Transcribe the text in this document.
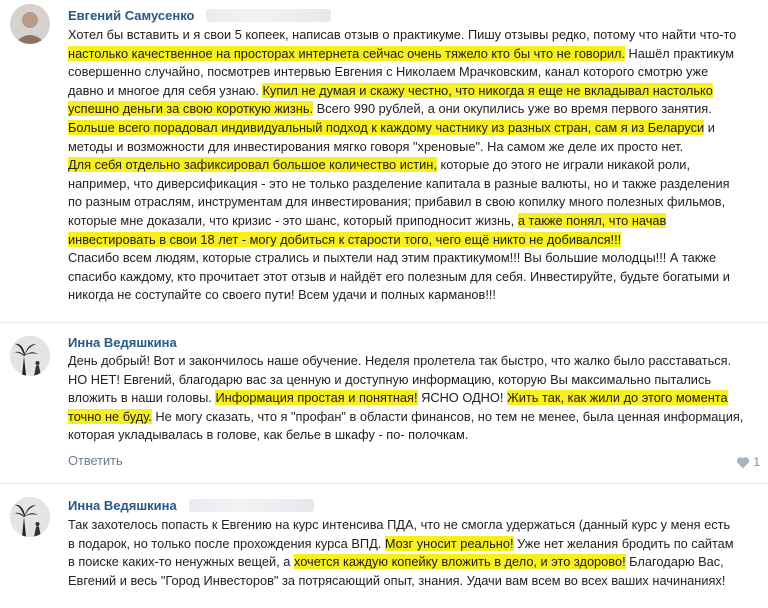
Евгений Самусенко

Хотел бы вставить и я свои 5 копеек, написав отзыв о практикуме. Пишу отзывы редко, потому что найти что-то

настолько качественное на просторах интернета сейчас очень тяжело кто бы что не говорил. Нашёл практикум

совершенно случайно, посмотрев интервью Евгения с Николаем Мрачковским, канал которого смотрю уже

давно и многое для себя узнаю. Купил не думая и скажу честно, что никогда я еще не вкладывал настолько

успешно деньги за свою короткую жизнь. Всего 990 рублей, а они окупились уже во время первого занятия.

Больше всего порадовал индивидуальный подход к каждому частнику из разных стран, сам я из Беларуси и

методы и возможности для инвестирования мягко говоря "хреновые". На самом же деле их просто нет.

Для себя отдельно зафиксировал большое количество истин, которые до этого не играли никакой роли,

например, что диверсификация - это не только разделение капитала в разные валюты, но и также разделения

по разным отраслям, инструментам для инвестирования; прибавил в свою копилку много полезных фильмов,

которые мне доказали, что кризис - это шанс, который приподносит жизнь, а также понял, что начав

инвестировать в свои 18 лет - могу добиться к старости того, чего ещё никто не добивался!!!

Спасибо всем людям, которые стрались и пыхтели над этим практикумом!!! Вы большие молодцы!!! А также

спасибо каждому, кто прочитает этот отзыв и найдёт его полезным для себя. Инвестируйте, будьте богатыми и

никогда не соступайте со своего пути! Всем удачи и полных карманов!!!

Инна Ведяшкина

День добрый! Вот и закончилось наше обучение. Неделя пролетела так быстро, что жалко было расставаться.

НО НЕТ! Евгений, благодарю вас за ценную и доступную информацию, которую Вы максимально пытались

вложить в наши головы. Информация простая и понятная! ЯСНО ОДНО! Жить так, как жили до этого момента

точно не буду. Не могу сказать, что я "профан" в области финансов, но тем не менее, была ценная информация,

которая укладывалась в голове, как белье в шкафу - по- полочкам.

Ответить	1
Инна Ведяшкина

Так захотелось попасть к Евгению на курс интенсива ПДА, что не смогла удержаться (данный курс у меня есть

в подарок, но только после прохождения курса ВПД. Мозг уносит реально! Уже нет желания бродить по сайтам

в поиске каких-то ненужных вещей, а хочется каждую копейку вложить в дело, и это здорово! Благодарю Вас,

Евгений и весь "Город Инвесторов" за потрясающий опыт, знания. Удачи вам всем во всех ваших начинаниях!
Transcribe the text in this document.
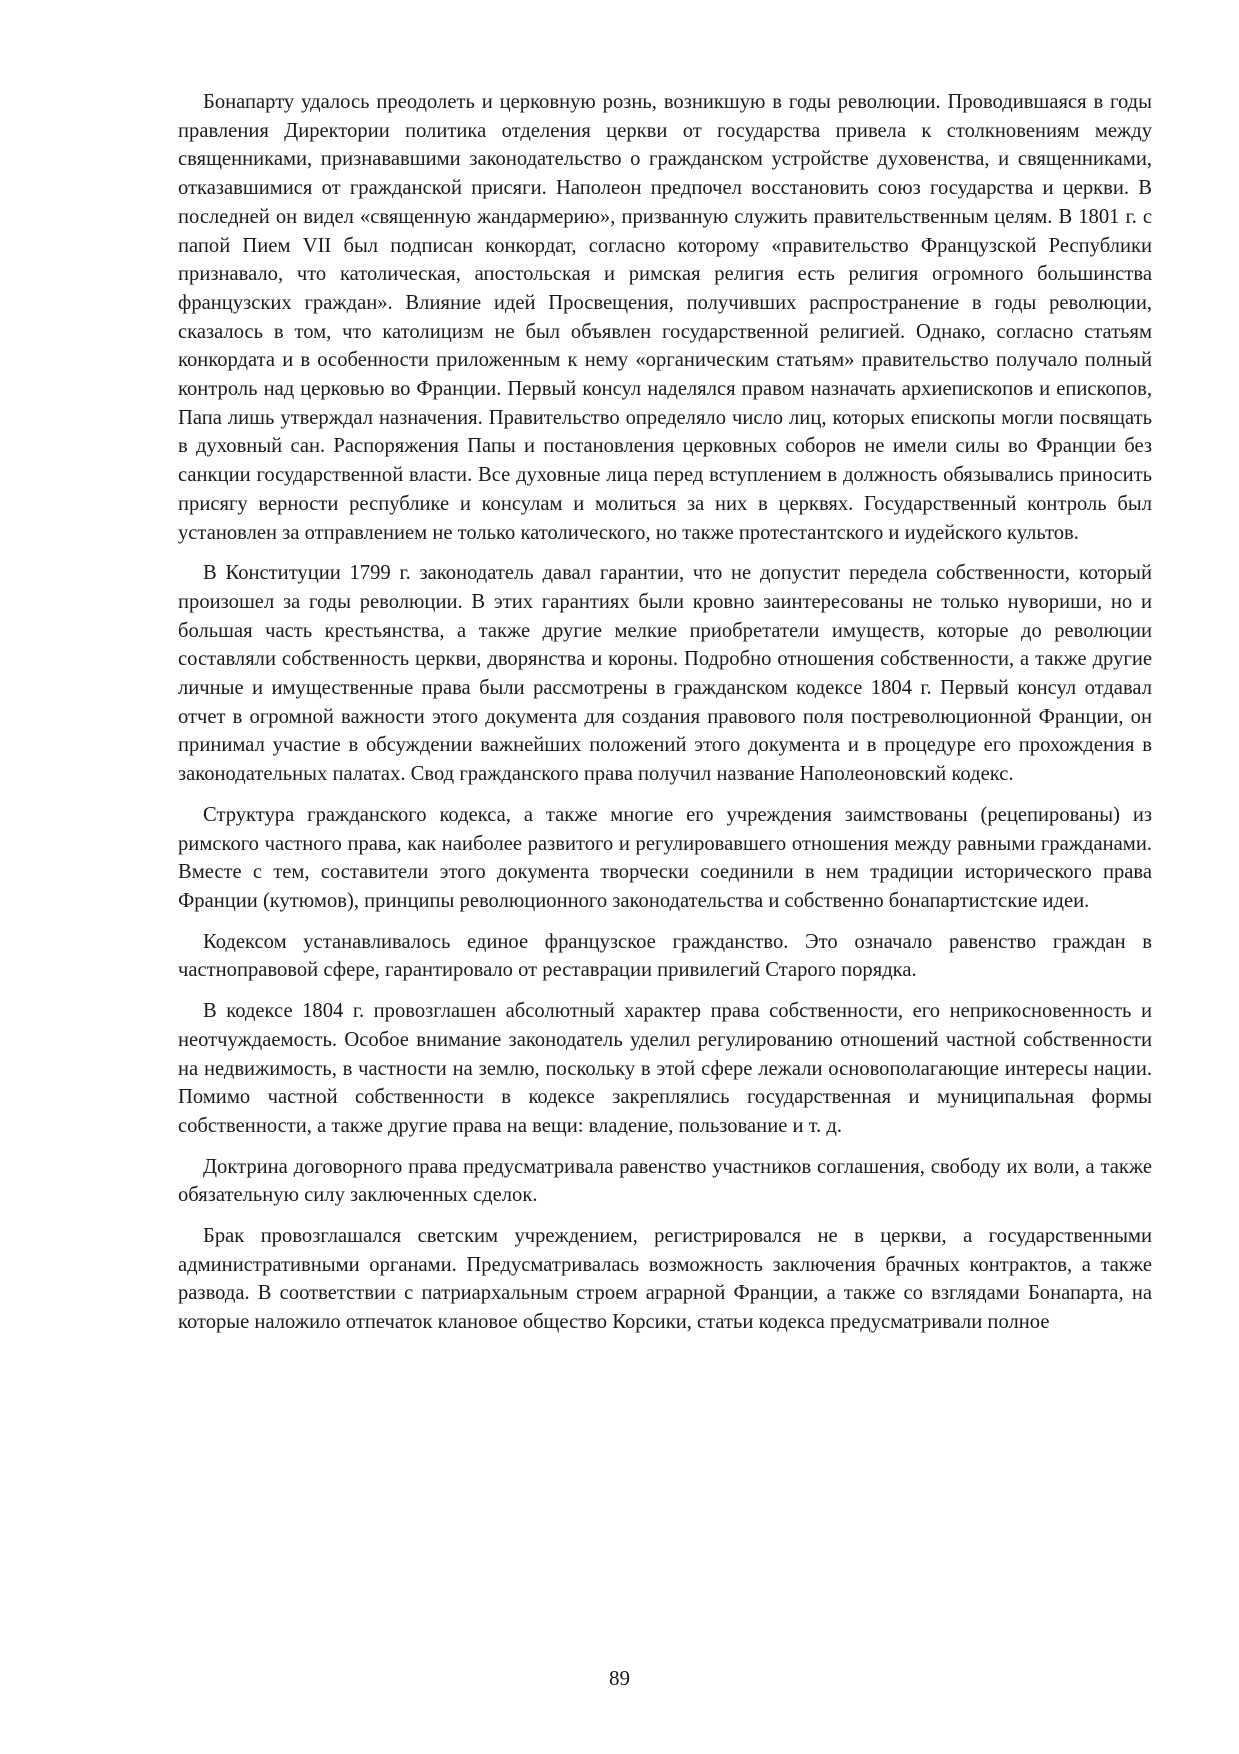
Бонапарту удалось преодолеть и церковную рознь, возникшую в годы революции. Проводившаяся в годы правления Директории политика отделения церкви от государства привела к столкновениям между священниками, признававшими законодательство о гражданском устройстве духовенства, и священниками, отказавшимися от гражданской присяги. Наполеон предпочел восстановить союз государства и церкви. В последней он видел «священную жандармерию», призванную служить правительственным целям. В 1801 г. с папой Пием VII был подписан конкордат, согласно которому «правительство Французской Республики признавало, что католическая, апостольская и римская религия есть религия огромного большинства французских граждан». Влияние идей Просвещения, получивших распространение в годы революции, сказалось в том, что католицизм не был объявлен государственной религией. Однако, согласно статьям конкордата и в особенности приложенным к нему «органическим статьям» правительство получало полный контроль над церковью во Франции. Первый консул наделялся правом назначать архиепископов и епископов, Папа лишь утверждал назначения. Правительство определяло число лиц, которых епископы могли посвящать в духовный сан. Распоряжения Папы и постановления церковных соборов не имели силы во Франции без санкции государственной власти. Все духовные лица перед вступлением в должность обязывались приносить присягу верности республике и консулам и молиться за них в церквях. Государственный контроль был установлен за отправлением не только католического, но также протестантского и иудейского культов.

В Конституции 1799 г. законодатель давал гарантии, что не допустит передела собственности, который произошел за годы революции. В этих гарантиях были кровно заинтересованы не только нувориши, но и большая часть крестьянства, а также другие мелкие приобретатели имуществ, которые до революции составляли собственность церкви, дворянства и короны. Подробно отношения собственности, а также другие личные и имущественные права были рассмотрены в гражданском кодексе 1804 г. Первый консул отдавал отчет в огромной важности этого документа для создания правового поля постреволюционной Франции, он принимал участие в обсуждении важнейших положений этого документа и в процедуре его прохождения в законодательных палатах. Свод гражданского права получил название Наполеоновский кодекс.

Структура гражданского кодекса, а также многие его учреждения заимствованы (рецепированы) из римского частного права, как наиболее развитого и регулировавшего отношения между равными гражданами. Вместе с тем, составители этого документа творчески соединили в нем традиции исторического права Франции (кутюмов), принципы революционного законодательства и собственно бонапартистские идеи.

Кодексом устанавливалось единое французское гражданство. Это означало равенство граждан в частноправовой сфере, гарантировало от реставрации привилегий Старого порядка.

В кодексе 1804 г. провозглашен абсолютный характер права собственности, его неприкосновенность и неотчуждаемость. Особое внимание законодатель уделил регулированию отношений частной собственности на недвижимость, в частности на землю, поскольку в этой сфере лежали основополагающие интересы нации. Помимо частной собственности в кодексе закреплялись государственная и муниципальная формы собственности, а также другие права на вещи: владение, пользование и т. д.

Доктрина договорного права предусматривала равенство участников соглашения, свободу их воли, а также обязательную силу заключенных сделок.

Брак провозглашался светским учреждением, регистрировался не в церкви, а государственными административными органами. Предусматривалась возможность заключения брачных контрактов, а также развода. В соответствии с патриархальным строем аграрной Франции, а также со взглядами Бонапарта, на которые наложило отпечаток клановое общество Корсики, статьи кодекса предусматривали полное

89
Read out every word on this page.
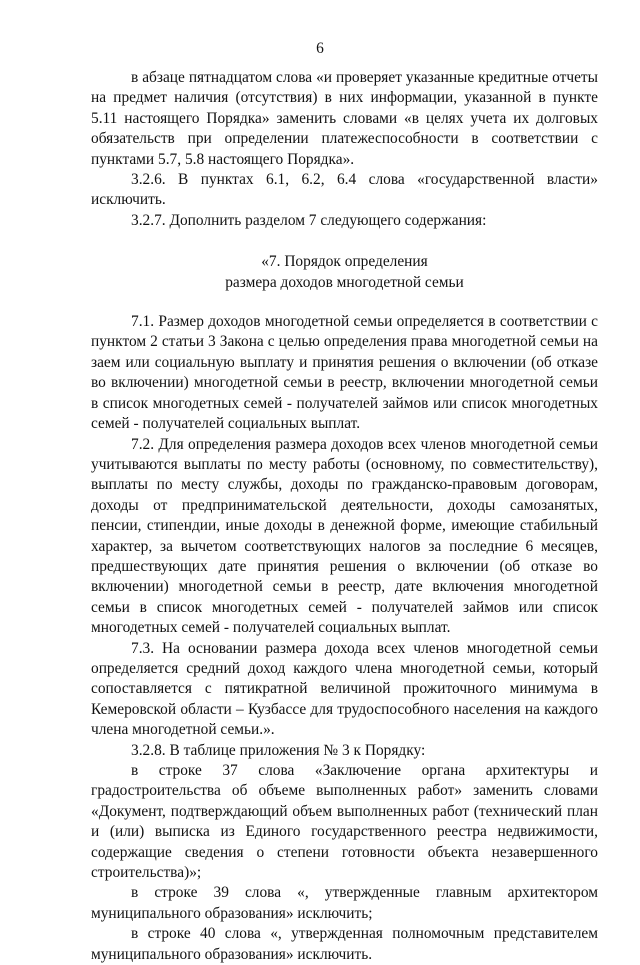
6

в абзаце пятнадцатом слова «и проверяет указанные кредитные отчеты на предмет наличия (отсутствия) в них информации, указанной в пункте 5.11 настоящего Порядка» заменить словами «в целях учета их долговых обязательств при определении платежеспособности в соответствии с пунктами 5.7, 5.8 настоящего Порядка».

3.2.6. В пунктах 6.1, 6.2, 6.4 слова «государственной власти» исключить.

3.2.7. Дополнить разделом 7 следующего содержания:

«7. Порядок определения
размера доходов многодетной семьи

7.1. Размер доходов многодетной семьи определяется в соответствии с пунктом 2 статьи 3 Закона с целью определения права многодетной семьи на заем или социальную выплату и принятия решения о включении (об отказе во включении) многодетной семьи в реестр, включении многодетной семьи в список многодетных семей - получателей займов или список многодетных семей - получателей социальных выплат.

7.2. Для определения размера доходов всех членов многодетной семьи учитываются выплаты по месту работы (основному, по совместительству), выплаты по месту службы, доходы по гражданско-правовым договорам, доходы от предпринимательской деятельности, доходы самозанятых, пенсии, стипендии, иные доходы в денежной форме, имеющие стабильный характер, за вычетом соответствующих налогов за последние 6 месяцев, предшествующих дате принятия решения о включении (об отказе во включении) многодетной семьи в реестр, дате включения многодетной семьи в список многодетных семей - получателей займов или список многодетных семей - получателей социальных выплат.

7.3. На основании размера дохода всех членов многодетной семьи определяется средний доход каждого члена многодетной семьи, который сопоставляется с пятикратной величиной прожиточного минимума в Кемеровской области – Кузбассе для трудоспособного населения на каждого члена многодетной семьи.».

3.2.8. В таблице приложения № 3 к Порядку:

в строке 37 слова «Заключение органа архитектуры и градостроительства об объеме выполненных работ» заменить словами «Документ, подтверждающий объем выполненных работ (технический план и (или) выписка из Единого государственного реестра недвижимости, содержащие сведения о степени готовности объекта незавершенного строительства)»;

в строке 39 слова «, утвержденные главным архитектором муниципального образования» исключить;

в строке 40 слова «, утвержденная полномочным представителем муниципального образования» исключить.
━━━━━━
TASK PROMPT >>
Reproduce the material word for word, minus the images.

ANSWER TO THIS TASK >>
Transcribe the text in this document.
Евгений Самусенко

Хотел бы вставить и я свои 5 копеек, написав отзыв о практикуме. Пишу отзывы редко, потому что найти что-то

настолько качественное на просторах интернета сейчас очень тяжело кто бы что не говорил. Нашёл практикум

совершенно случайно, посмотрев интервью Евгения с Николаем Мрачковским, канал которого смотрю уже

давно и многое для себя узнаю. Купил не думая и скажу честно, что никогда я еще не вкладывал настолько

успешно деньги за свою короткую жизнь. Всего 990 рублей, а они окупились уже во время первого занятия.

Больше всего порадовал индивидуальный подход к каждому частнику из разных стран, сам я из Беларуси и

методы и возможности для инвестирования мягко говоря "хреновые". На самом же деле их просто нет.

Для себя отдельно зафиксировал большое количество истин, которые до этого не играли никакой роли,

например, что диверсификация - это не только разделение капитала в разные валюты, но и также разделения

по разным отраслям, инструментам для инвестирования; прибавил в свою копилку много полезных фильмов,

которые мне доказали, что кризис - это шанс, который приподносит жизнь, а также понял, что начав

инвестировать в свои 18 лет - могу добиться к старости того, чего ещё никто не добивался!!!

Спасибо всем людям, которые стрались и пыхтели над этим практикумом!!! Вы большие молодцы!!! А также

спасибо каждому, кто прочитает этот отзыв и найдёт его полезным для себя. Инвестируйте, будьте богатыми и

никогда не соступайте со своего пути! Всем удачи и полных карманов!!!

Инна Ведяшкина

День добрый! Вот и закончилось наше обучение. Неделя пролетела так быстро, что жалко было расставаться.

НО НЕТ! Евгений, благодарю вас за ценную и доступную информацию, которую Вы максимально пытались

вложить в наши головы. Информация простая и понятная! ЯСНО ОДНО! Жить так, как жили до этого момента

точно не буду. Не могу сказать, что я "профан" в области финансов, но тем не менее, была ценная информация,

которая укладывалась в голове, как белье в шкафу - по- полочкам.

Ответить	1
Инна Ведяшкина

Так захотелось попасть к Евгению на курс интенсива ПДА, что не смогла удержаться (данный курс у меня есть

в подарок, но только после прохождения курса ВПД. Мозг уносит реально! Уже нет желания бродить по сайтам

в поиске каких-то ненужных вещей, а хочется каждую копейку вложить в дело, и это здорово! Благодарю Вас,

Евгений и весь "Город Инвесторов" за потрясающий опыт, знания. Удачи вам всем во всех ваших начинаниях!
Transcribe the text in this document.
Бонапарту удалось преодолеть и церковную рознь, возникшую в годы революции. Проводившаяся в годы правления Директории политика отделения церкви от государства привела к столкновениям между священниками, признававшими законодательство о гражданском устройстве духовенства, и священниками, отказавшимися от гражданской присяги. Наполеон предпочел восстановить союз государства и церкви. В последней он видел «священную жандармерию», призванную служить правительственным целям. В 1801 г. с папой Пием VII был подписан конкордат, согласно которому «правительство Французской Республики признавало, что католическая, апостольская и римская религия есть религия огромного большинства французских граждан». Влияние идей Просвещения, получивших распространение в годы революции, сказалось в том, что католицизм не был объявлен государственной религией. Однако, согласно статьям конкордата и в особенности приложенным к нему «органическим статьям» правительство получало полный контроль над церковью во Франции. Первый консул наделялся правом назначать архиепископов и епископов, Папа лишь утверждал назначения. Правительство определяло число лиц, которых епископы могли посвящать в духовный сан. Распоряжения Папы и постановления церковных соборов не имели силы во Франции без санкции государственной власти. Все духовные лица перед вступлением в должность обязывались приносить присягу верности республике и консулам и молиться за них в церквях. Государственный контроль был установлен за отправлением не только католического, но также протестантского и иудейского культов.

В Конституции 1799 г. законодатель давал гарантии, что не допустит передела собственности, который произошел за годы революции. В этих гарантиях были кровно заинтересованы не только нувориши, но и большая часть крестьянства, а также другие мелкие приобретатели имуществ, которые до революции составляли собственность церкви, дворянства и короны. Подробно отношения собственности, а также другие личные и имущественные права были рассмотрены в гражданском кодексе 1804 г. Первый консул отдавал отчет в огромной важности этого документа для создания правового поля постреволюционной Франции, он принимал участие в обсуждении важнейших положений этого документа и в процедуре его прохождения в законодательных палатах. Свод гражданского права получил название Наполеоновский кодекс.

Структура гражданского кодекса, а также многие его учреждения заимствованы (рецепированы) из римского частного права, как наиболее развитого и регулировавшего отношения между равными гражданами. Вместе с тем, составители этого документа творчески соединили в нем традиции исторического права Франции (кутюмов), принципы революционного законодательства и собственно бонапартистские идеи.

Кодексом устанавливалось единое французское гражданство. Это означало равенство граждан в частноправовой сфере, гарантировало от реставрации привилегий Старого порядка.

В кодексе 1804 г. провозглашен абсолютный характер права собственности, его неприкосновенность и неотчуждаемость. Особое внимание законодатель уделил регулированию отношений частной собственности на недвижимость, в частности на землю, поскольку в этой сфере лежали основополагающие интересы нации. Помимо частной собственности в кодексе закреплялись государственная и муниципальная формы собственности, а также другие права на вещи: владение, пользование и т. д.

Доктрина договорного права предусматривала равенство участников соглашения, свободу их воли, а также обязательную силу заключенных сделок.

Брак провозглашался светским учреждением, регистрировался не в церкви, а государственными административными органами. Предусматривалась возможность заключения брачных контрактов, а также развода. В соответствии с патриархальным строем аграрной Франции, а также со взглядами Бонапарта, на которые наложило отпечаток клановое общество Корсики, статьи кодекса предусматривали полное

89
Read out every word on this page.
6

в абзаце пятнадцатом слова «и проверяет указанные кредитные отчеты на предмет наличия (отсутствия) в них информации, указанной в пункте 5.11 настоящего Порядка» заменить словами «в целях учета их долговых обязательств при определении платежеспособности в соответствии с пунктами 5.7, 5.8 настоящего Порядка».

3.2.6. В пунктах 6.1, 6.2, 6.4 слова «государственной власти» исключить.

3.2.7. Дополнить разделом 7 следующего содержания:

«7. Порядок определения
размера доходов многодетной семьи

7.1. Размер доходов многодетной семьи определяется в соответствии с пунктом 2 статьи 3 Закона с целью определения права многодетной семьи на заем или социальную выплату и принятия решения о включении (об отказе во включении) многодетной семьи в реестр, включении многодетной семьи в список многодетных семей - получателей займов или список многодетных семей - получателей социальных выплат.

7.2. Для определения размера доходов всех членов многодетной семьи учитываются выплаты по месту работы (основному, по совместительству), выплаты по месту службы, доходы по гражданско-правовым договорам, доходы от предпринимательской деятельности, доходы самозанятых, пенсии, стипендии, иные доходы в денежной форме, имеющие стабильный характер, за вычетом соответствующих налогов за последние 6 месяцев, предшествующих дате принятия решения о включении (об отказе во включении) многодетной семьи в реестр, дате включения многодетной семьи в список многодетных семей - получателей займов или список многодетных семей - получателей социальных выплат.

7.3. На основании размера дохода всех членов многодетной семьи определяется средний доход каждого члена многодетной семьи, который сопоставляется с пятикратной величиной прожиточного минимума в Кемеровской области – Кузбассе для трудоспособного населения на каждого члена многодетной семьи.».

3.2.8. В таблице приложения № 3 к Порядку:

в строке 37 слова «Заключение органа архитектуры и градостроительства об объеме выполненных работ» заменить словами «Документ, подтверждающий объем выполненных работ (технический план и (или) выписка из Единого государственного реестра недвижимости, содержащие сведения о степени готовности объекта незавершенного строительства)»;

в строке 39 слова «, утвержденные главным архитектором муниципального образования» исключить;

в строке 40 слова «, утвержденная полномочным представителем муниципального образования» исключить.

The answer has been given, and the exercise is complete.